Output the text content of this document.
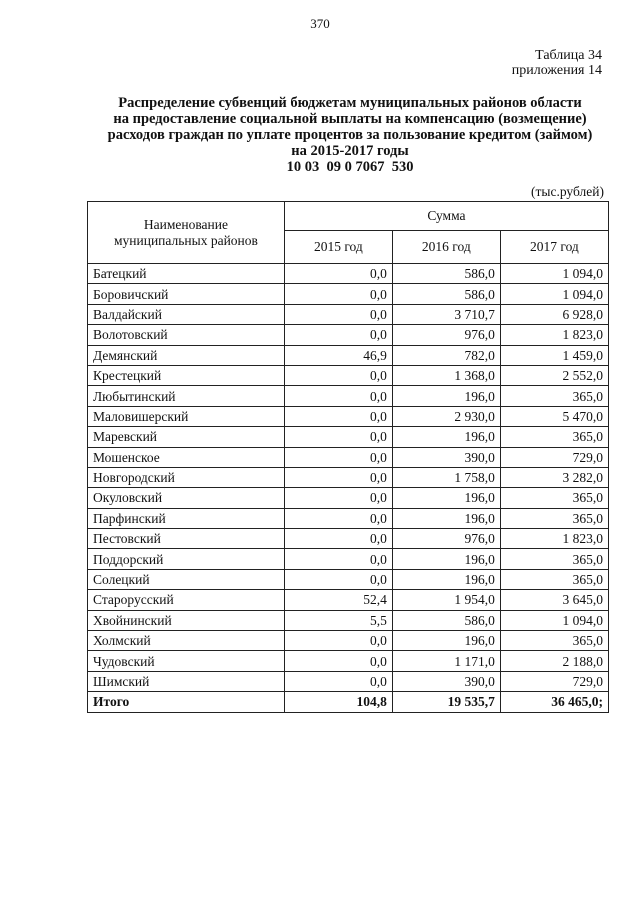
370
Таблица 34
приложения 14
Распределение субвенций бюджетам муниципальных районов области
на предоставление социальной выплаты на компенсацию (возмещение)
расходов граждан по уплате процентов за пользование кредитом (займом)
на 2015-2017 годы
10 03  09 0 7067  530
(тыс.рублей)
Наименование
муниципальных районов	Сумма		
	2015 год	2016 год	2017 год
Батецкий	0,0	586,0	1 094,0
Боровичский	0,0	586,0	1 094,0
Валдайский	0,0	3 710,7	6 928,0
Волотовский	0,0	976,0	1 823,0
Демянский	46,9	782,0	1 459,0
Крестецкий	0,0	1 368,0	2 552,0
Любытинский	0,0	196,0	365,0
Маловишерский	0,0	2 930,0	5 470,0
Маревский	0,0	196,0	365,0
Мошенское	0,0	390,0	729,0
Новгородский	0,0	1 758,0	3 282,0
Окуловский	0,0	196,0	365,0
Парфинский	0,0	196,0	365,0
Пестовский	0,0	976,0	1 823,0
Поддорский	0,0	196,0	365,0
Солецкий	0,0	196,0	365,0
Старорусский	52,4	1 954,0	3 645,0
Хвойнинский	5,5	586,0	1 094,0
Холмский	0,0	196,0	365,0
Чудовский	0,0	1 171,0	2 188,0
Шимский	0,0	390,0	729,0
Итого	104,8	19 535,7	36 465,0;
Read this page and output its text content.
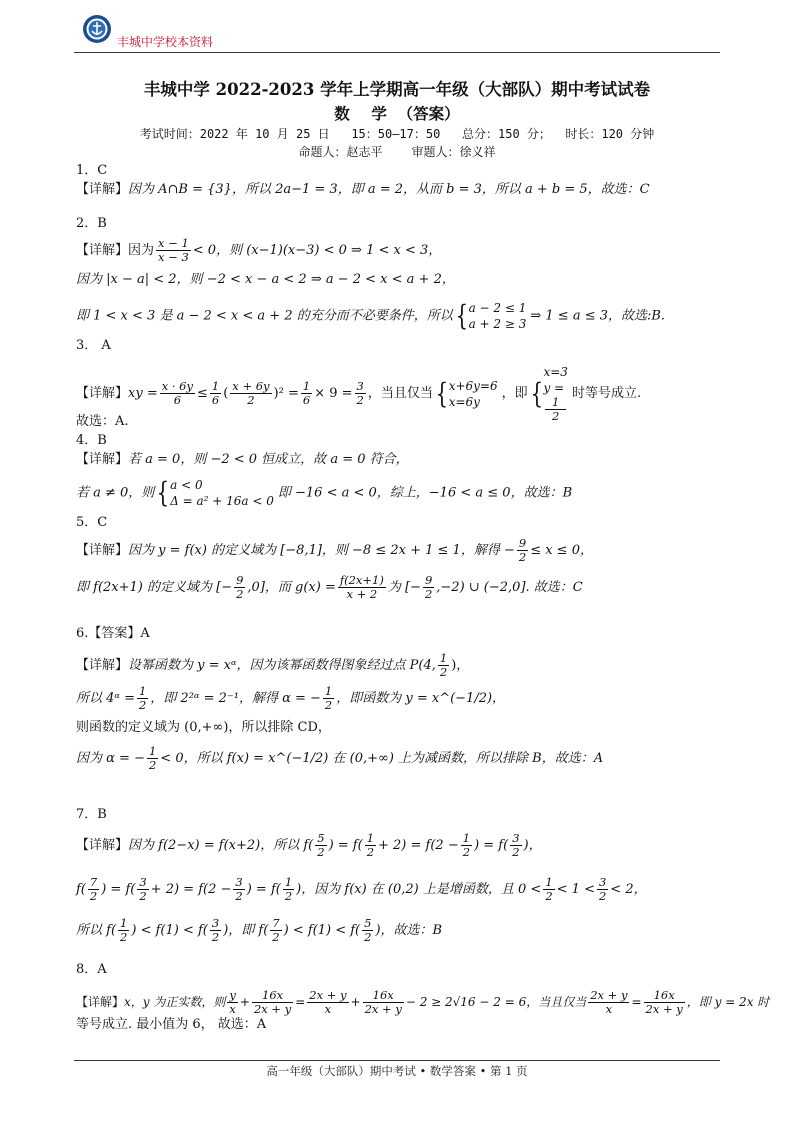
丰城中学校本资料
丰城中学 2022-2023 学年上学期高一年级（大部队）期中考试试卷
数    学  （答案）
考试时间：2022 年 10 月 25 日   15：50—17：50   总分：150 分；  时长：120 分钟
命题人：赵志平    审题人：徐义祥
1．C
【详解】因为 A∩B = {3}，所以 2a−1 = 3，即 a = 2，从而 b = 3，所以 a + b = 5，故选：C
2．B
【详解】因为 $\frac{x - 1}{x - 3} < 0$，则 (x−1)(x−3) < 0 ⇒ 1 < x < 3，
因为 |x − a| < 2，则 −2 < x − a < 2 ⇒ a − 2 < x < a + 2，
即 1 < x < 3 是 a − 2 < x < a + 2 的充分而不必要条件，所以{ a − 2 ≤ 1
a + 2 ≥ 3
⇒ 1 ≤ a ≤ 3，故选:B.
3． A
【详解】xy = $\frac{x \cdot 6y}{6} \le \frac{1}{6}$ ( $\frac{x + 6y}{2} )^2 = \frac{1}{6} \times 9 = \frac{3}{2}$ ，当且仅当{ x+6y=6
x=6y
，即{
x=3
y =
1
2
时等号成立.
故选：A.
4．B
【详解】若 a = 0，则 −2 < 0 恒成立，故 a = 0 符合，
若 a ≠ 0，则{ a < 0
Δ = a² + 16a < 0
即 −16 < a < 0，综上，−16 < a ≤ 0，故选：B
5．C
【详解】因为 y = f(x) 的定义域为 [−8,1]，则 −8 ≤ 2x + 1 ≤ 1，解得 − $\frac{9}{2} \le x \le 0$，
即 f(2x+1) 的定义域为 [− $\frac{9}{2} ,0$]，而 $g(x) = \frac{f(2x+1)}{x + 2}$ 为 [− $\frac{9}{2} ,-2$) ∪ (−2,0]. 故选：C
6.【答案】A
【详解】设幂函数为 y = xᵅ，因为该幂函数得图象经过点 P(4, $\frac{1}{2}$ )，
所以 4ᵅ = $\frac{1}{2}$ ，即 2²ᵅ = 2⁻¹，解得 α = − $\frac{1}{2}$ ，即函数为 y = x^(−1/2)，
则函数的定义域为 (0,+∞)，所以排除 CD，
因为 α = − $\frac{1}{2} < 0$，所以 f(x) = x^(−1/2) 在 (0,+∞) 上为减函数，所以排除 B，故选：A
7．B
【详解】因为 f(2−x) = f(x+2)，所以 $f( \frac{5}{2}$ ) = $f( \frac{1}{2} + 2) = f(2 - \frac{1}{2}$ ) = $f( \frac{3}{2}$ )，
$f( \frac{7}{2}$ ) = $f( \frac{3}{2} + 2) = f(2 - \frac{3}{2}$ ) = $f( \frac{1}{2}$ )，因为 f(x) 在 (0,2) 上是增函数，且 $0 < \frac{1}{2} < 1 < \frac{3}{2} < 2$，
所以 $f( \frac{1}{2}$ ) < $f(1) < f( \frac{3}{2}$ )，即 $f( \frac{7}{2}$ ) < $f(1) < f( \frac{5}{2}$ )，故选：B
8．A
【详解】x，y 为正实数，则 $\frac{y}{x} + \frac{16x}{2x + y} = \frac{2x + y}{x} + \frac{16x}{2x + y} - 2 \ge 2√16 - 2 = 6$，当且仅当 $\frac{2x + y}{x} = \frac{16x}{2x + y}$ ，即 y = 2x 时
等号成立. 最小值为 6， 故选：A
高一年级（大部队）期中考试 • 数学答案 • 第 1 页
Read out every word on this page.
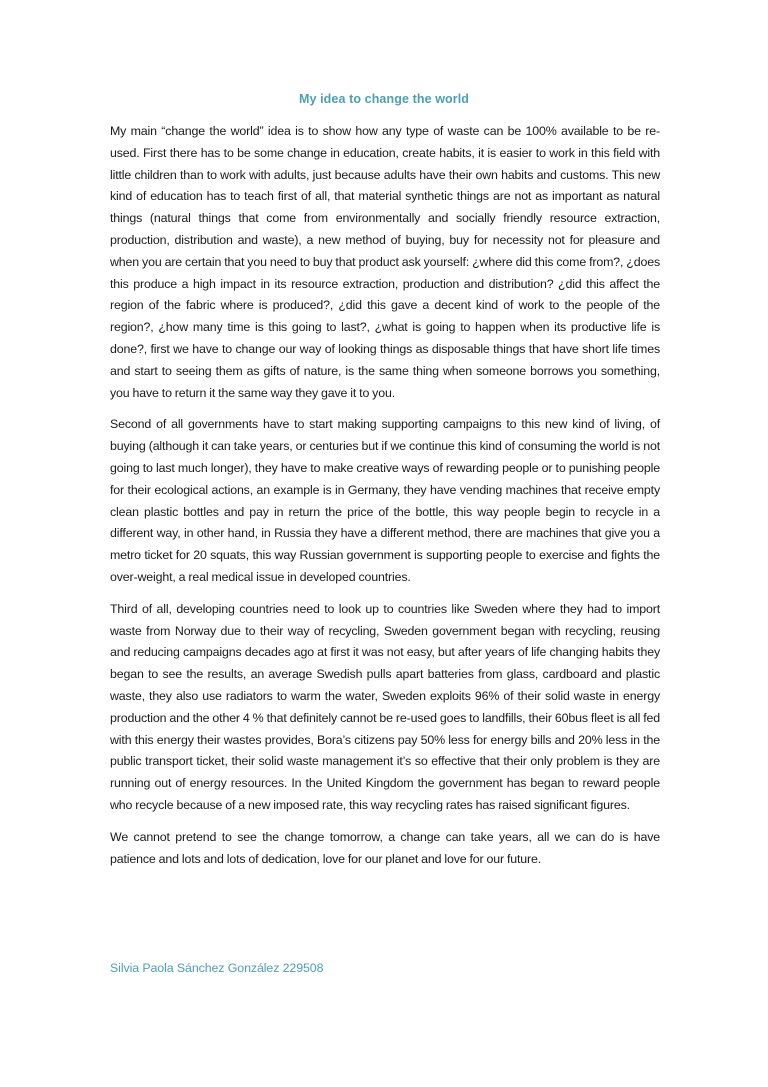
My idea to change the world

My main “change the world” idea is to show how any type of waste can be 100% available to be re-used. First there has to be some change in education, create habits, it is easier to work in this field with little children than to work with adults, just because adults have their own habits and customs. This new kind of education has to teach first of all, that material synthetic things are not as important as natural things (natural things that come from environmentally and socially friendly resource extraction, production, distribution and waste), a new method of buying, buy for necessity not for pleasure and when you are certain that you need to buy that product ask yourself: ¿where did this come from?, ¿does this produce a high impact in its resource extraction, production and distribution? ¿did this affect the region of the fabric where is produced?, ¿did this gave a decent kind of work to the people of the region?, ¿how many time is this going to last?, ¿what is going to happen when its productive life is done?, first we have to change our way of looking things as disposable things that have short life times and start to seeing them as gifts of nature, is the same thing when someone borrows you something, you have to return it the same way they gave it to you.

Second of all governments have to start making supporting campaigns to this new kind of living, of buying (although it can take years, or centuries but if we continue this kind of consuming the world is not going to last much longer), they have to make creative ways of rewarding people or to punishing people for their ecological actions, an example is in Germany, they have vending machines that receive empty clean plastic bottles and pay in return the price of the bottle, this way people begin to recycle in a different way, in other hand, in Russia they have a different method, there are machines that give you a metro ticket for 20 squats, this way Russian government is supporting people to exercise and fights the over-weight, a real medical issue in developed countries.

Third of all, developing countries need to look up to countries like Sweden where they had to import waste from Norway due to their way of recycling, Sweden government began with recycling, reusing and reducing campaigns decades ago at first it was not easy, but after years of life changing habits they began to see the results, an average Swedish pulls apart batteries from glass, cardboard and plastic waste, they also use radiators to warm the water, Sweden exploits 96% of their solid waste in energy production and the other 4 % that definitely cannot be re-used goes to landfills, their 60bus fleet is all fed with this energy their wastes provides, Bora’s citizens pay 50% less for energy bills and 20% less in the public transport ticket, their solid waste management it’s so effective that their only problem is they are running out of energy resources. In the United Kingdom the government has began to reward people who recycle because of a new imposed rate, this way recycling rates has raised significant figures.

We cannot pretend to see the change tomorrow, a change can take years, all we can do is have patience and lots and lots of dedication, love for our planet and love for our future.

Silvia Paola Sánchez González 229508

=== Task description ===
Only the number should be given: how many lines of the data contain the word "районов"?

=== Response to the task ===
2